** start **

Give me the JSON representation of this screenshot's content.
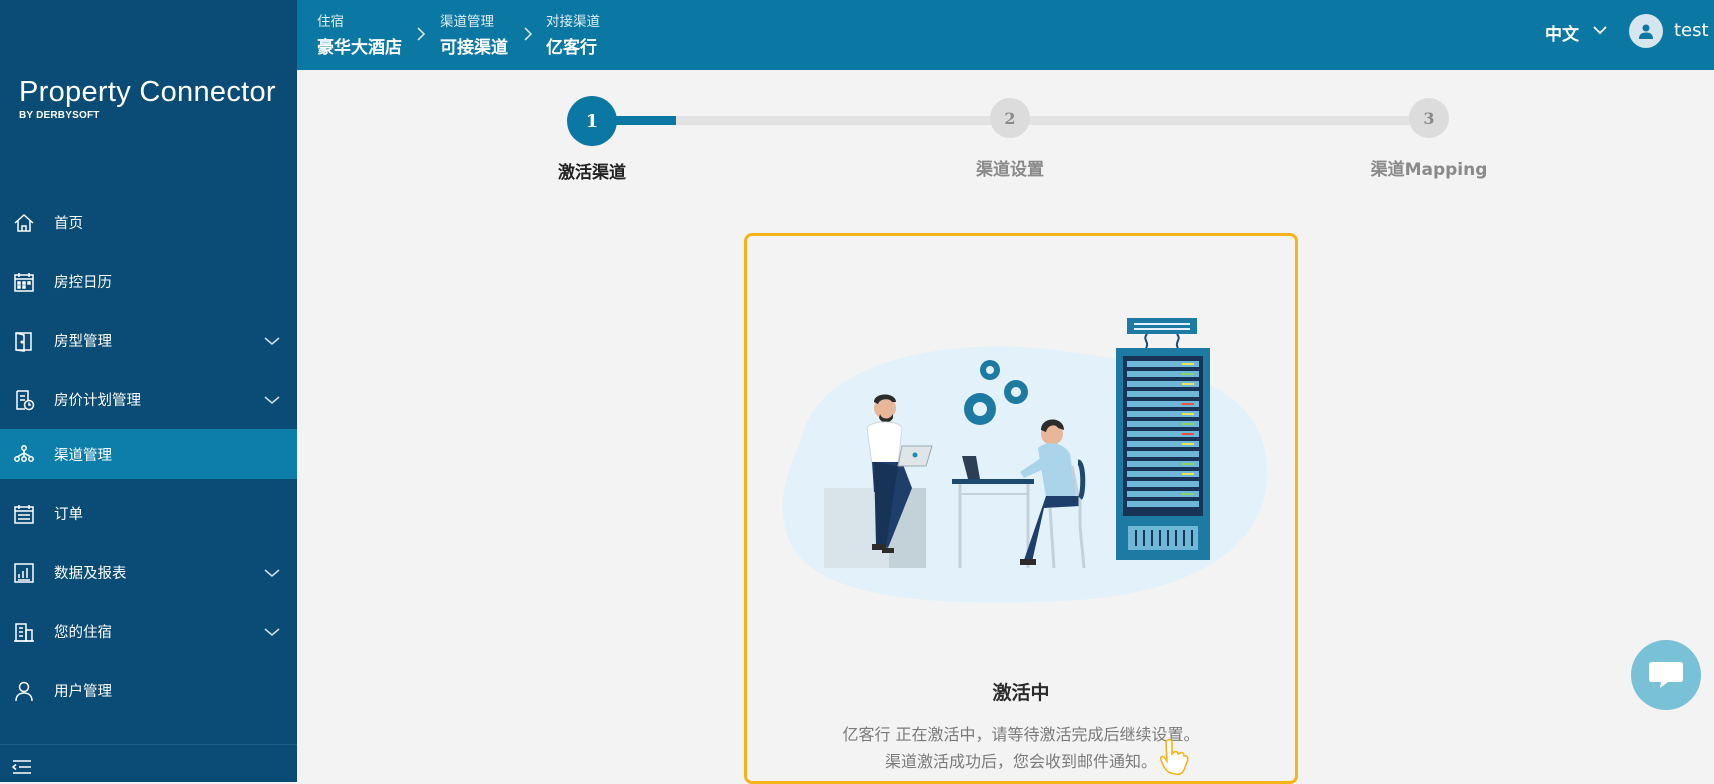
{
  "sidebar": {
    "logo": {
      "main": "Property Connector",
      "sub": "BY DERBYSOFT"
    },
    "items": [
      {
        "label": "首页",
        "icon": "home-icon",
        "has_children": false,
        "active": false
      },
      {
        "label": "房控日历",
        "icon": "calendar-icon",
        "has_children": false,
        "active": false
      },
      {
        "label": "房型管理",
        "icon": "door-icon",
        "has_children": true,
        "active": false
      },
      {
        "label": "房价计划管理",
        "icon": "rate-plan-icon",
        "has_children": true,
        "active": false
      },
      {
        "label": "渠道管理",
        "icon": "channel-icon",
        "has_children": false,
        "active": true
      },
      {
        "label": "订单",
        "icon": "order-icon",
        "has_children": false,
        "active": false
      },
      {
        "label": "数据及报表",
        "icon": "report-icon",
        "has_children": true,
        "active": false
      },
      {
        "label": "您的住宿",
        "icon": "building-icon",
        "has_children": true,
        "active": false
      },
      {
        "label": "用户管理",
        "icon": "user-icon",
        "has_children": false,
        "active": false
      }
    ],
    "collapse_icon": "collapse-menu-icon"
  },
  "header": {
    "breadcrumb": [
      {
        "top": "住宿",
        "bottom": "豪华大酒店"
      },
      {
        "top": "渠道管理",
        "bottom": "可接渠道"
      },
      {
        "top": "对接渠道",
        "bottom": "亿客行"
      }
    ],
    "language": "中文",
    "username": "test"
  },
  "stepper": {
    "steps": [
      {
        "number": "1",
        "label": "激活渠道",
        "active": true
      },
      {
        "number": "2",
        "label": "渠道设置",
        "active": false
      },
      {
        "number": "3",
        "label": "渠道Mapping",
        "active": false
      }
    ],
    "progress": 0.1
  },
  "card": {
    "title": "激活中",
    "message_line1": "亿客行 正在激活中，请等待激活完成后继续设置。",
    "message_line2": "渠道激活成功后，您会收到邮件通知。"
  },
  "colors": {
    "sidebar_bg": "#0a4c76",
    "topbar_bg": "#0b78a3",
    "active_item": "#0d7ea9",
    "card_border": "#f5b418"
  }
}
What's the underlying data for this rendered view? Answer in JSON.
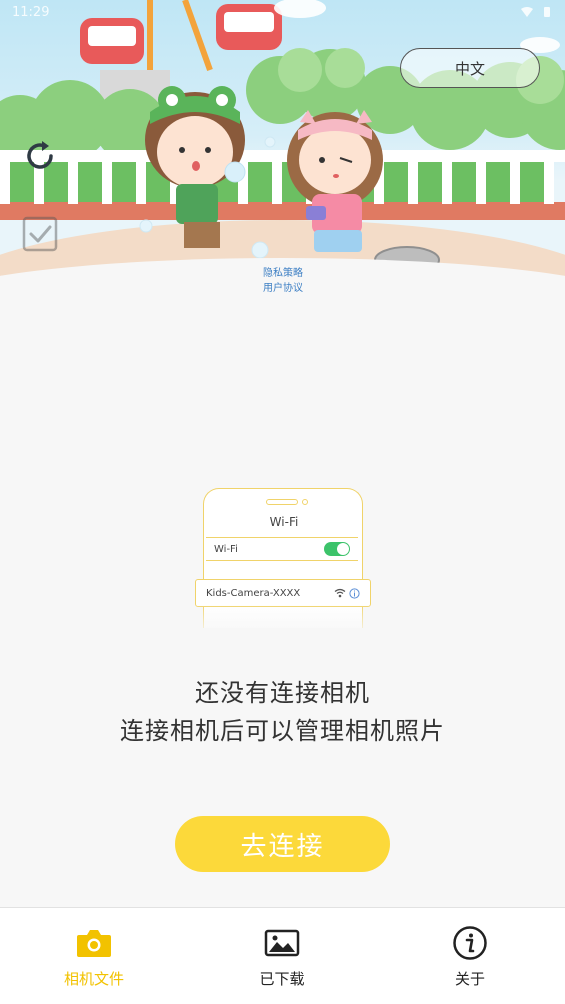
{
  "status_bar": {
    "time": "11:29"
  },
  "header": {
    "language_label": "中文",
    "privacy_policy": "隐私策略",
    "user_agreement": "用户协议"
  },
  "wifi_illustration": {
    "title": "Wi-Fi",
    "wifi_label": "Wi-Fi",
    "network_name": "Kids-Camera-XXXX"
  },
  "main": {
    "message_line1": "还没有连接相机",
    "message_line2": "连接相机后可以管理相机照片",
    "connect_button": "去连接"
  },
  "tabbar": {
    "tabs": [
      {
        "label": "相机文件",
        "icon": "camera-icon",
        "active": true
      },
      {
        "label": "已下载",
        "icon": "image-icon",
        "active": false
      },
      {
        "label": "关于",
        "icon": "info-icon",
        "active": false
      }
    ]
  },
  "colors": {
    "accent": "#fcd93a",
    "active_tab": "#f2c200",
    "toggle_on": "#3cc36a",
    "link": "#3d7fc4"
  }
}
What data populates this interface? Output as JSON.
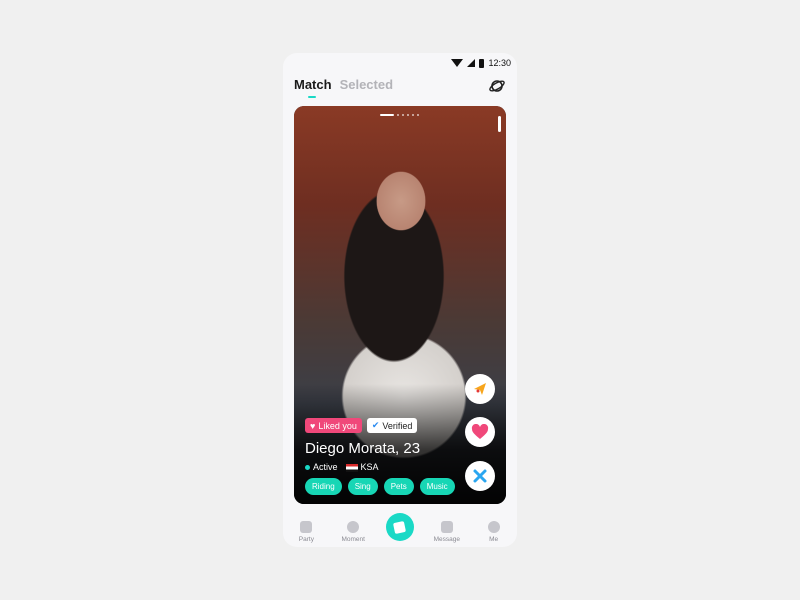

** end **

> What you should do: Reproduce the records, all of them, word for word; omit the pictures.

> Reply:
Give me the JSON representation of this screenshot's content.
{
  "sidebar": {
    "logo": {
      "main": "Property Connector",
      "sub": "BY DERBYSOFT"
    },
    "items": [
      {
        "label": "首页",
        "icon": "home-icon",
        "has_children": false,
        "active": false
      },
      {
        "label": "房控日历",
        "icon": "calendar-icon",
        "has_children": false,
        "active": false
      },
      {
        "label": "房型管理",
        "icon": "door-icon",
        "has_children": true,
        "active": false
      },
      {
        "label": "房价计划管理",
        "icon": "rate-plan-icon",
        "has_children": true,
        "active": false
      },
      {
        "label": "渠道管理",
        "icon": "channel-icon",
        "has_children": false,
        "active": true
      },
      {
        "label": "订单",
        "icon": "order-icon",
        "has_children": false,
        "active": false
      },
      {
        "label": "数据及报表",
        "icon": "report-icon",
        "has_children": true,
        "active": false
      },
      {
        "label": "您的住宿",
        "icon": "building-icon",
        "has_children": true,
        "active": false
      },
      {
        "label": "用户管理",
        "icon": "user-icon",
        "has_children": false,
        "active": false
      }
    ],
    "collapse_icon": "collapse-menu-icon"
  },
  "header": {
    "breadcrumb": [
      {
        "top": "住宿",
        "bottom": "豪华大酒店"
      },
      {
        "top": "渠道管理",
        "bottom": "可接渠道"
      },
      {
        "top": "对接渠道",
        "bottom": "亿客行"
      }
    ],
    "language": "中文",
    "username": "test"
  },
  "stepper": {
    "steps": [
      {
        "number": "1",
        "label": "激活渠道",
        "active": true
      },
      {
        "number": "2",
        "label": "渠道设置",
        "active": false
      },
      {
        "number": "3",
        "label": "渠道Mapping",
        "active": false
      }
    ],
    "progress": 0.1
  },
  "card": {
    "title": "激活中",
    "message_line1": "亿客行 正在激活中，请等待激活完成后继续设置。",
    "message_line2": "渠道激活成功后，您会收到邮件通知。"
  },
  "colors": {
    "sidebar_bg": "#0a4c76",
    "topbar_bg": "#0b78a3",
    "active_item": "#0d7ea9",
    "card_border": "#f5b418"
  }
}
What's the underlying data for this rendered view? Answer in JSON.
{
  "status_bar": {
    "time": "11:29"
  },
  "header": {
    "language_label": "中文",
    "privacy_policy": "隐私策略",
    "user_agreement": "用户协议"
  },
  "wifi_illustration": {
    "title": "Wi-Fi",
    "wifi_label": "Wi-Fi",
    "network_name": "Kids-Camera-XXXX"
  },
  "main": {
    "message_line1": "还没有连接相机",
    "message_line2": "连接相机后可以管理相机照片",
    "connect_button": "去连接"
  },
  "tabbar": {
    "tabs": [
      {
        "label": "相机文件",
        "icon": "camera-icon",
        "active": true
      },
      {
        "label": "已下载",
        "icon": "image-icon",
        "active": false
      },
      {
        "label": "关于",
        "icon": "info-icon",
        "active": false
      }
    ]
  },
  "colors": {
    "accent": "#fcd93a",
    "active_tab": "#f2c200",
    "toggle_on": "#3cc36a",
    "link": "#3d7fc4"
  }
}
What data populates this interface? Output as JSON.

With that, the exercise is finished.